## Exercise task
Emit the data below verbatim, stripping out any pictures.

## Given entries
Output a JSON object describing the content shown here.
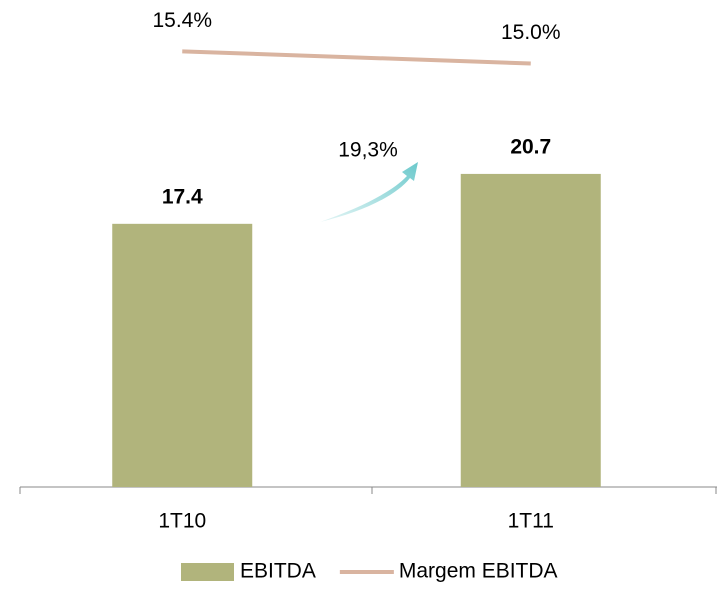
{
  "chart_data": {
    "type": "bar",
    "categories": [
      "1T10",
      "1T11"
    ],
    "series": [
      {
        "name": "EBITDA",
        "type": "bar",
        "color": "#b1b47c",
        "values": [
          17.4,
          20.7
        ]
      },
      {
        "name": "Margem EBITDA",
        "type": "line",
        "axis": "y2",
        "color": "#d9b4a0",
        "values": [
          15.4,
          15.0
        ],
        "value_labels": [
          "15.4%",
          "15.0%"
        ]
      }
    ],
    "annotation": "19,3%",
    "ylim": [
      0,
      32
    ],
    "y2lim": [
      1,
      17
    ],
    "legend": "bottom"
  }
}
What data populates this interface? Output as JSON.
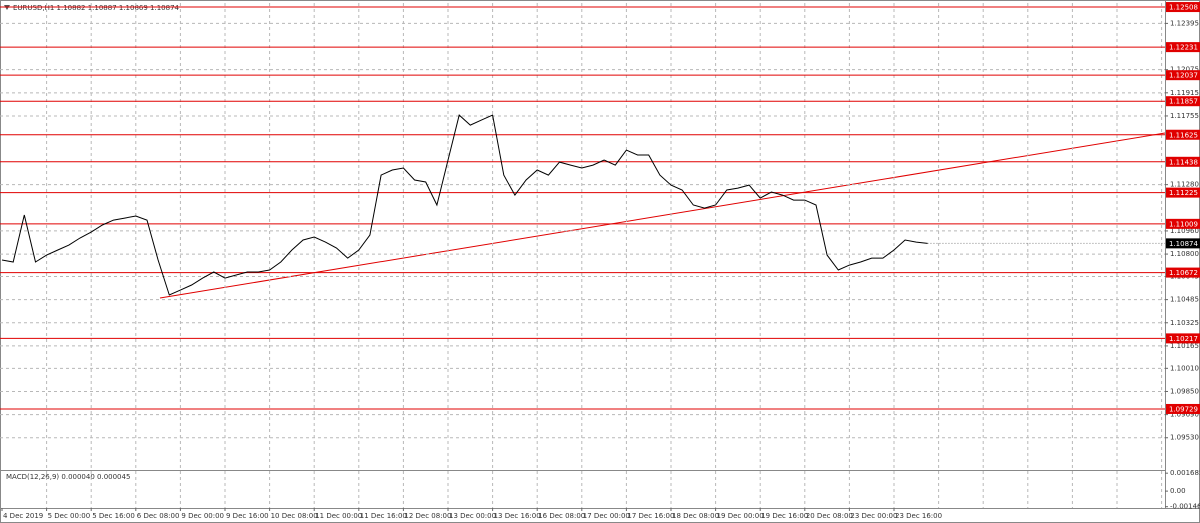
{
  "chart_data": {
    "type": "line",
    "title": "EURUSD,H1  1.10882 1.10887 1.10869 1.10874",
    "categories": [
      "4 Dec 2019",
      null,
      null,
      null,
      "5 Dec 00:00",
      null,
      null,
      null,
      "5 Dec 16:00",
      null,
      null,
      null,
      "6 Dec 08:00",
      null,
      null,
      null,
      "9 Dec 00:00",
      null,
      null,
      null,
      "9 Dec 16:00",
      null,
      null,
      null,
      "10 Dec 08:00",
      null,
      null,
      null,
      "11 Dec 00:00",
      null,
      null,
      null,
      "11 Dec 16:00",
      null,
      null,
      null,
      "12 Dec 08:00",
      null,
      null,
      null,
      "13 Dec 00:00",
      null,
      null,
      null,
      "13 Dec 16:00",
      null,
      null,
      null,
      "16 Dec 08:00",
      null,
      null,
      null,
      "17 Dec 00:00",
      null,
      null,
      null,
      "17 Dec 16:00",
      null,
      null,
      null,
      "18 Dec 08:00",
      null,
      null,
      null,
      "19 Dec 00:00",
      null,
      null,
      null,
      "19 Dec 16:00",
      null,
      null,
      null,
      "20 Dec 08:00",
      null,
      null,
      null,
      "23 Dec 00:00",
      null,
      null,
      null,
      "23 Dec 16:00",
      null,
      null,
      null
    ],
    "values": [
      1.10759,
      1.10745,
      1.1107,
      1.10745,
      1.10793,
      1.10828,
      1.10862,
      1.10911,
      1.10952,
      1.11001,
      1.11035,
      1.11049,
      1.11063,
      1.11035,
      1.10759,
      1.10517,
      1.10551,
      1.10586,
      1.10634,
      1.10676,
      1.10634,
      1.10655,
      1.10676,
      1.10676,
      1.1069,
      1.10745,
      1.10828,
      1.10897,
      1.10918,
      1.10883,
      1.10842,
      1.10772,
      1.10828,
      1.10931,
      1.11346,
      1.11381,
      1.11395,
      1.11312,
      1.11298,
      1.11139,
      1.1145,
      1.11761,
      1.11692,
      1.11726,
      1.11761,
      1.11346,
      1.11208,
      1.11312,
      1.11381,
      1.11346,
      1.11436,
      1.11415,
      1.11395,
      1.11415,
      1.1145,
      1.11415,
      1.11519,
      1.11485,
      1.11485,
      1.11346,
      1.11277,
      1.11243,
      1.11139,
      1.11118,
      1.11139,
      1.11243,
      1.11256,
      1.11277,
      1.11187,
      1.11229,
      1.11208,
      1.11173,
      1.11173,
      1.11139,
      1.10793,
      1.1069,
      1.10724,
      1.10745,
      1.10772,
      1.10772,
      1.10828,
      1.10897,
      1.10883,
      1.10874
    ],
    "color": "#000000",
    "ylim": [
      1.09307,
      1.12536
    ],
    "yticks": [
      1.12395,
      1.12075,
      1.11915,
      1.11755,
      {
        "value": 1.1128,
        "label": "1.11280"
      },
      {
        "value": 1.1096,
        "label": "1.10960"
      },
      {
        "value": 1.108,
        "label": "1.10800"
      },
      1.10645,
      1.10485,
      1.10325,
      1.10165,
      {
        "value": 1.1001,
        "label": "1.10010"
      },
      {
        "value": 1.0985,
        "label": "1.09850"
      },
      {
        "value": 1.0969,
        "label": "1.09690"
      },
      {
        "value": 1.0953,
        "label": "1.09530"
      }
    ],
    "grid": true,
    "levels": [
      1.12508,
      1.12231,
      1.12037,
      1.11857,
      1.11625,
      1.11438,
      1.11225,
      1.11009,
      1.10672,
      1.10217,
      1.09729
    ],
    "level_color": "#e00000",
    "last_price": 1.10874,
    "macd_label": "MACD(12,26,9) 0.000040 0.000045",
    "macd_ylim": [
      -0.00168,
      0.00189
    ],
    "macd_yticks": [
      0.001685,
      {
        "value": 0,
        "label": "0.00"
      },
      -0.001463
    ]
  }
}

## Result of this task
Output a JSON object describing the content shown here.
{
  "chart_data": {
    "type": "bar",
    "categories": [
      "1T10",
      "1T11"
    ],
    "series": [
      {
        "name": "EBITDA",
        "type": "bar",
        "color": "#b1b47c",
        "values": [
          17.4,
          20.7
        ]
      },
      {
        "name": "Margem EBITDA",
        "type": "line",
        "axis": "y2",
        "color": "#d9b4a0",
        "values": [
          15.4,
          15.0
        ],
        "value_labels": [
          "15.4%",
          "15.0%"
        ]
      }
    ],
    "annotation": "19,3%",
    "ylim": [
      0,
      32
    ],
    "y2lim": [
      1,
      17
    ],
    "legend": "bottom"
  }
}
What data populates this interface? Output as JSON.
{
  "chart_data": {
    "type": "line",
    "title": "EURUSD,H1  1.10882 1.10887 1.10869 1.10874",
    "categories": [
      "4 Dec 2019",
      null,
      null,
      null,
      "5 Dec 00:00",
      null,
      null,
      null,
      "5 Dec 16:00",
      null,
      null,
      null,
      "6 Dec 08:00",
      null,
      null,
      null,
      "9 Dec 00:00",
      null,
      null,
      null,
      "9 Dec 16:00",
      null,
      null,
      null,
      "10 Dec 08:00",
      null,
      null,
      null,
      "11 Dec 00:00",
      null,
      null,
      null,
      "11 Dec 16:00",
      null,
      null,
      null,
      "12 Dec 08:00",
      null,
      null,
      null,
      "13 Dec 00:00",
      null,
      null,
      null,
      "13 Dec 16:00",
      null,
      null,
      null,
      "16 Dec 08:00",
      null,
      null,
      null,
      "17 Dec 00:00",
      null,
      null,
      null,
      "17 Dec 16:00",
      null,
      null,
      null,
      "18 Dec 08:00",
      null,
      null,
      null,
      "19 Dec 00:00",
      null,
      null,
      null,
      "19 Dec 16:00",
      null,
      null,
      null,
      "20 Dec 08:00",
      null,
      null,
      null,
      "23 Dec 00:00",
      null,
      null,
      null,
      "23 Dec 16:00",
      null,
      null,
      null
    ],
    "values": [
      1.10759,
      1.10745,
      1.1107,
      1.10745,
      1.10793,
      1.10828,
      1.10862,
      1.10911,
      1.10952,
      1.11001,
      1.11035,
      1.11049,
      1.11063,
      1.11035,
      1.10759,
      1.10517,
      1.10551,
      1.10586,
      1.10634,
      1.10676,
      1.10634,
      1.10655,
      1.10676,
      1.10676,
      1.1069,
      1.10745,
      1.10828,
      1.10897,
      1.10918,
      1.10883,
      1.10842,
      1.10772,
      1.10828,
      1.10931,
      1.11346,
      1.11381,
      1.11395,
      1.11312,
      1.11298,
      1.11139,
      1.1145,
      1.11761,
      1.11692,
      1.11726,
      1.11761,
      1.11346,
      1.11208,
      1.11312,
      1.11381,
      1.11346,
      1.11436,
      1.11415,
      1.11395,
      1.11415,
      1.1145,
      1.11415,
      1.11519,
      1.11485,
      1.11485,
      1.11346,
      1.11277,
      1.11243,
      1.11139,
      1.11118,
      1.11139,
      1.11243,
      1.11256,
      1.11277,
      1.11187,
      1.11229,
      1.11208,
      1.11173,
      1.11173,
      1.11139,
      1.10793,
      1.1069,
      1.10724,
      1.10745,
      1.10772,
      1.10772,
      1.10828,
      1.10897,
      1.10883,
      1.10874
    ],
    "color": "#000000",
    "ylim": [
      1.09307,
      1.12536
    ],
    "yticks": [
      1.12395,
      1.12075,
      1.11915,
      1.11755,
      {
        "value": 1.1128,
        "label": "1.11280"
      },
      {
        "value": 1.1096,
        "label": "1.10960"
      },
      {
        "value": 1.108,
        "label": "1.10800"
      },
      1.10645,
      1.10485,
      1.10325,
      1.10165,
      {
        "value": 1.1001,
        "label": "1.10010"
      },
      {
        "value": 1.0985,
        "label": "1.09850"
      },
      {
        "value": 1.0969,
        "label": "1.09690"
      },
      {
        "value": 1.0953,
        "label": "1.09530"
      }
    ],
    "grid": true,
    "levels": [
      1.12508,
      1.12231,
      1.12037,
      1.11857,
      1.11625,
      1.11438,
      1.11225,
      1.11009,
      1.10672,
      1.10217,
      1.09729
    ],
    "level_color": "#e00000",
    "last_price": 1.10874,
    "macd_label": "MACD(12,26,9) 0.000040 0.000045",
    "macd_ylim": [
      -0.00168,
      0.00189
    ],
    "macd_yticks": [
      0.001685,
      {
        "value": 0,
        "label": "0.00"
      },
      -0.001463
    ]
  }
}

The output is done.